* What to do:
Reproduce each record exactly.

╭─ Excerpted records

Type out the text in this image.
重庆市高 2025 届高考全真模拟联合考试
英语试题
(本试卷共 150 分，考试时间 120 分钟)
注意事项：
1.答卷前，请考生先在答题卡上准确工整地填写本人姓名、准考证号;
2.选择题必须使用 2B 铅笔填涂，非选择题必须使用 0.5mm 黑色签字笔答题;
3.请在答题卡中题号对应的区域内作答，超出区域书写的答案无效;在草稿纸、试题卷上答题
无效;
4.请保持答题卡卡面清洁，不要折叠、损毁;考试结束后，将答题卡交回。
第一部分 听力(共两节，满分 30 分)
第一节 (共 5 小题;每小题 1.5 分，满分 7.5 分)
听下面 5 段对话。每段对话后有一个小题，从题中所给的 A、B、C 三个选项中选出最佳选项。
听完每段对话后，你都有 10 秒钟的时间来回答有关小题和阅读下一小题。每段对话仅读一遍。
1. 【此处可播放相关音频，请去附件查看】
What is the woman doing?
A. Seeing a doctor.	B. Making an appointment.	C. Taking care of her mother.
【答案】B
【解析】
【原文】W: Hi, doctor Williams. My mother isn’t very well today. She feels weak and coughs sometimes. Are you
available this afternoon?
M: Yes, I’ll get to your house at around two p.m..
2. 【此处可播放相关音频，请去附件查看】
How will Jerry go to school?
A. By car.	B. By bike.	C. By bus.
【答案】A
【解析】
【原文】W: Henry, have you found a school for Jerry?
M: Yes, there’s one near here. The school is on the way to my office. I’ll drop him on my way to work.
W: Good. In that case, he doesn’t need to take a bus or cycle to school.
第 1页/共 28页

╰─

* Result for this exercise:
Type out the text in this image.
重庆市高 2025 届高考全真模拟联合考试
英语试题
(本试卷共 150 分，考试时间 120 分钟)
注意事项：
1.答卷前，请考生先在答题卡上准确工整地填写本人姓名、准考证号;
2.选择题必须使用 2B 铅笔填涂，非选择题必须使用 0.5mm 黑色签字笔答题;
3.请在答题卡中题号对应的区域内作答，超出区域书写的答案无效;在草稿纸、试题卷上答题
无效;
4.请保持答题卡卡面清洁，不要折叠、损毁;考试结束后，将答题卡交回。
第一部分 听力(共两节，满分 30 分)
第一节 (共 5 小题;每小题 1.5 分，满分 7.5 分)
听下面 5 段对话。每段对话后有一个小题，从题中所给的 A、B、C 三个选项中选出最佳选项。
听完每段对话后，你都有 10 秒钟的时间来回答有关小题和阅读下一小题。每段对话仅读一遍。
1. 【此处可播放相关音频，请去附件查看】
What is the woman doing?
A. Seeing a doctor.	B. Making an appointment.	C. Taking care of her mother.
【答案】B
【解析】
【原文】W: Hi, doctor Williams. My mother isn’t very well today. She feels weak and coughs sometimes. Are you
available this afternoon?
M: Yes, I’ll get to your house at around two p.m..
2. 【此处可播放相关音频，请去附件查看】
How will Jerry go to school?
A. By car.	B. By bike.	C. By bus.
【答案】A
【解析】
【原文】W: Henry, have you found a school for Jerry?
M: Yes, there’s one near here. The school is on the way to my office. I’ll drop him on my way to work.
W: Good. In that case, he doesn’t need to take a bus or cycle to school.
第 1页/共 28页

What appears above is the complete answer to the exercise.